#### TASK DATA
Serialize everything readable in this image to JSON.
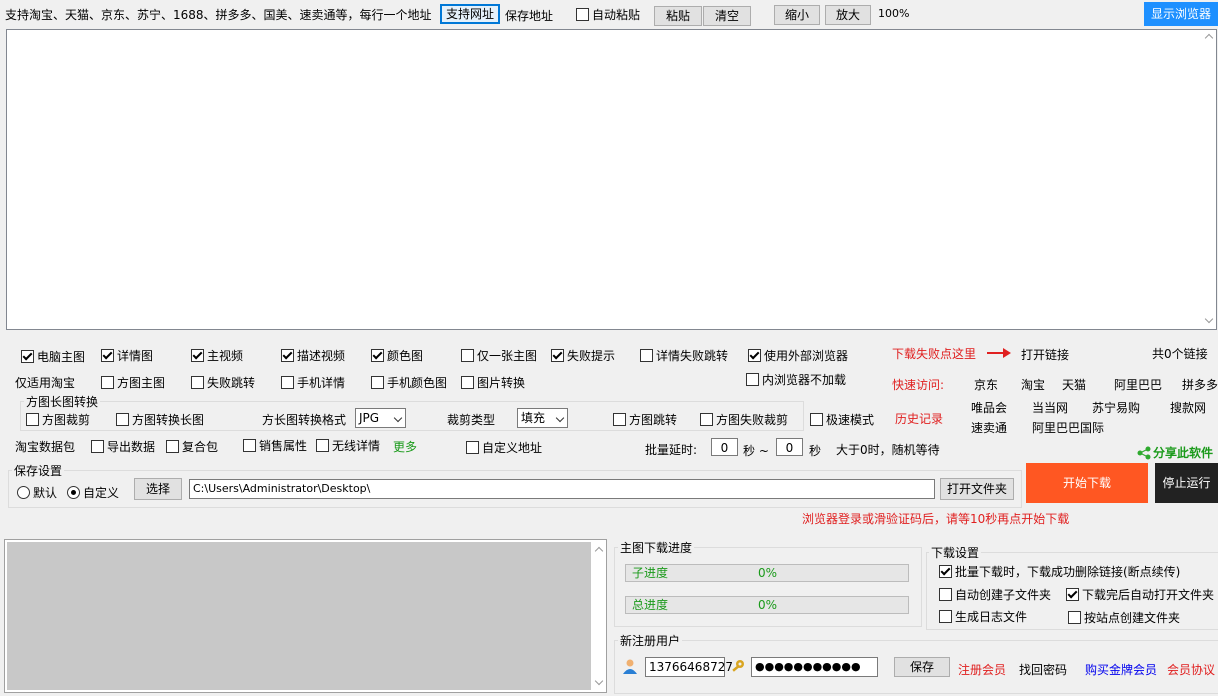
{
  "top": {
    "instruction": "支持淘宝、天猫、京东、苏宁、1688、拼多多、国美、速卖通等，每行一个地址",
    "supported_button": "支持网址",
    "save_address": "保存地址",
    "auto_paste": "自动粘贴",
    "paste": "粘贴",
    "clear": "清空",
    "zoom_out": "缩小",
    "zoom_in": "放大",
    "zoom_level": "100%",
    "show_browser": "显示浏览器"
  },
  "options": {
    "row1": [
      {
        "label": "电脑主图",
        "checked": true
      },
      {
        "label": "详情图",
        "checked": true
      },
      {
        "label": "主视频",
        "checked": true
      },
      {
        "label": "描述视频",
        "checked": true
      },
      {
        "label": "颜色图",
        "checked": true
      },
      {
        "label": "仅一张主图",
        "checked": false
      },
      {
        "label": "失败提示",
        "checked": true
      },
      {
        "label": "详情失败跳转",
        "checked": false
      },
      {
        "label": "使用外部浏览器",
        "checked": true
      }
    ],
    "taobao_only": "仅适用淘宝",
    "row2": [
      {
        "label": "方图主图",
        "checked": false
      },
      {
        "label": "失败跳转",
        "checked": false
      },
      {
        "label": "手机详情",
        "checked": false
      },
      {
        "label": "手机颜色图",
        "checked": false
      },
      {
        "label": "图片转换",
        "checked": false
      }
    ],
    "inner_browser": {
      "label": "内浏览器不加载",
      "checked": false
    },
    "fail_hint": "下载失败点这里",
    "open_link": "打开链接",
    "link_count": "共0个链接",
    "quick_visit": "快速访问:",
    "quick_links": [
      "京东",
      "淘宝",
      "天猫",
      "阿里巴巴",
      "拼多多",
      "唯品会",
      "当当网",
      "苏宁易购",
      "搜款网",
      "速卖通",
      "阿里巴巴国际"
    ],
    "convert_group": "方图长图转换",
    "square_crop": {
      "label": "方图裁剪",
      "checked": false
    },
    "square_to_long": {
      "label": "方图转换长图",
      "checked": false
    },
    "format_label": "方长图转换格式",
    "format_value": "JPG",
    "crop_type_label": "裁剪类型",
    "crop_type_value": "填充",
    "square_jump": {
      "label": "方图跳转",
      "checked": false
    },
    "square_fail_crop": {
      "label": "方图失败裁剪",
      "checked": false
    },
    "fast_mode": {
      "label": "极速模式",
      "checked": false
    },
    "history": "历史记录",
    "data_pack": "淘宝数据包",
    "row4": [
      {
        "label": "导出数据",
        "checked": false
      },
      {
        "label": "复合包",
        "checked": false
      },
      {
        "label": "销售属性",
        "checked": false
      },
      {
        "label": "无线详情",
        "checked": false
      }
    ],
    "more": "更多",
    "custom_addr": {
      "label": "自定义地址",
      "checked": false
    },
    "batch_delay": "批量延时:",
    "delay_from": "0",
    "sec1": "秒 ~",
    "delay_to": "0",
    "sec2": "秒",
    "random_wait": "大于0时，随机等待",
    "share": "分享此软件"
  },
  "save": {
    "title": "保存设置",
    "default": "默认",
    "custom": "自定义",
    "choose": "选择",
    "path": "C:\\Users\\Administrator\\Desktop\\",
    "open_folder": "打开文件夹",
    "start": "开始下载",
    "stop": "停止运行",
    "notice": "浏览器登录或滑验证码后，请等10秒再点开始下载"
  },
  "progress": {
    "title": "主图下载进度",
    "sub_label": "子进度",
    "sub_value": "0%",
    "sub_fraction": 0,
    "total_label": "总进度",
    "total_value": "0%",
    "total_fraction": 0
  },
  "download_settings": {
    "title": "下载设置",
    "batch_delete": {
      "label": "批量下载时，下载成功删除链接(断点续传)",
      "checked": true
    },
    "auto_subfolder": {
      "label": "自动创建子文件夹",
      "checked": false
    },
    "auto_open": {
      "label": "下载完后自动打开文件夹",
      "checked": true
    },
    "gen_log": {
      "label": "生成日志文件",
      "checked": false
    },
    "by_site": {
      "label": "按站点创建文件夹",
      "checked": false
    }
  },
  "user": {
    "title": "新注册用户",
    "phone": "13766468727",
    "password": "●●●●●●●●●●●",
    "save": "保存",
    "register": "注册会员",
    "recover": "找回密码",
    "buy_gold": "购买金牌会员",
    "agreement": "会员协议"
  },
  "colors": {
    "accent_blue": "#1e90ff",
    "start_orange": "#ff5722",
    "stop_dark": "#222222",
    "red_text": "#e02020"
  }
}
########
TASK REQUIREMENTS: Copy each line above precisely, dropping the pictures.

FULL ANSWER:
Serialize everything readable in this image to JSON.
{
  "top": {
    "instruction": "支持淘宝、天猫、京东、苏宁、1688、拼多多、国美、速卖通等，每行一个地址",
    "supported_button": "支持网址",
    "save_address": "保存地址",
    "auto_paste": "自动粘贴",
    "paste": "粘贴",
    "clear": "清空",
    "zoom_out": "缩小",
    "zoom_in": "放大",
    "zoom_level": "100%",
    "show_browser": "显示浏览器"
  },
  "options": {
    "row1": [
      {
        "label": "电脑主图",
        "checked": true
      },
      {
        "label": "详情图",
        "checked": true
      },
      {
        "label": "主视频",
        "checked": true
      },
      {
        "label": "描述视频",
        "checked": true
      },
      {
        "label": "颜色图",
        "checked": true
      },
      {
        "label": "仅一张主图",
        "checked": false
      },
      {
        "label": "失败提示",
        "checked": true
      },
      {
        "label": "详情失败跳转",
        "checked": false
      },
      {
        "label": "使用外部浏览器",
        "checked": true
      }
    ],
    "taobao_only": "仅适用淘宝",
    "row2": [
      {
        "label": "方图主图",
        "checked": false
      },
      {
        "label": "失败跳转",
        "checked": false
      },
      {
        "label": "手机详情",
        "checked": false
      },
      {
        "label": "手机颜色图",
        "checked": false
      },
      {
        "label": "图片转换",
        "checked": false
      }
    ],
    "inner_browser": {
      "label": "内浏览器不加载",
      "checked": false
    },
    "fail_hint": "下载失败点这里",
    "open_link": "打开链接",
    "link_count": "共0个链接",
    "quick_visit": "快速访问:",
    "quick_links": [
      "京东",
      "淘宝",
      "天猫",
      "阿里巴巴",
      "拼多多",
      "唯品会",
      "当当网",
      "苏宁易购",
      "搜款网",
      "速卖通",
      "阿里巴巴国际"
    ],
    "convert_group": "方图长图转换",
    "square_crop": {
      "label": "方图裁剪",
      "checked": false
    },
    "square_to_long": {
      "label": "方图转换长图",
      "checked": false
    },
    "format_label": "方长图转换格式",
    "format_value": "JPG",
    "crop_type_label": "裁剪类型",
    "crop_type_value": "填充",
    "square_jump": {
      "label": "方图跳转",
      "checked": false
    },
    "square_fail_crop": {
      "label": "方图失败裁剪",
      "checked": false
    },
    "fast_mode": {
      "label": "极速模式",
      "checked": false
    },
    "history": "历史记录",
    "data_pack": "淘宝数据包",
    "row4": [
      {
        "label": "导出数据",
        "checked": false
      },
      {
        "label": "复合包",
        "checked": false
      },
      {
        "label": "销售属性",
        "checked": false
      },
      {
        "label": "无线详情",
        "checked": false
      }
    ],
    "more": "更多",
    "custom_addr": {
      "label": "自定义地址",
      "checked": false
    },
    "batch_delay": "批量延时:",
    "delay_from": "0",
    "sec1": "秒 ~",
    "delay_to": "0",
    "sec2": "秒",
    "random_wait": "大于0时，随机等待",
    "share": "分享此软件"
  },
  "save": {
    "title": "保存设置",
    "default": "默认",
    "custom": "自定义",
    "choose": "选择",
    "path": "C:\\Users\\Administrator\\Desktop\\",
    "open_folder": "打开文件夹",
    "start": "开始下载",
    "stop": "停止运行",
    "notice": "浏览器登录或滑验证码后，请等10秒再点开始下载"
  },
  "progress": {
    "title": "主图下载进度",
    "sub_label": "子进度",
    "sub_value": "0%",
    "sub_fraction": 0,
    "total_label": "总进度",
    "total_value": "0%",
    "total_fraction": 0
  },
  "download_settings": {
    "title": "下载设置",
    "batch_delete": {
      "label": "批量下载时，下载成功删除链接(断点续传)",
      "checked": true
    },
    "auto_subfolder": {
      "label": "自动创建子文件夹",
      "checked": false
    },
    "auto_open": {
      "label": "下载完后自动打开文件夹",
      "checked": true
    },
    "gen_log": {
      "label": "生成日志文件",
      "checked": false
    },
    "by_site": {
      "label": "按站点创建文件夹",
      "checked": false
    }
  },
  "user": {
    "title": "新注册用户",
    "phone": "13766468727",
    "password": "●●●●●●●●●●●",
    "save": "保存",
    "register": "注册会员",
    "recover": "找回密码",
    "buy_gold": "购买金牌会员",
    "agreement": "会员协议"
  },
  "colors": {
    "accent_blue": "#1e90ff",
    "start_orange": "#ff5722",
    "stop_dark": "#222222",
    "red_text": "#e02020"
  }
}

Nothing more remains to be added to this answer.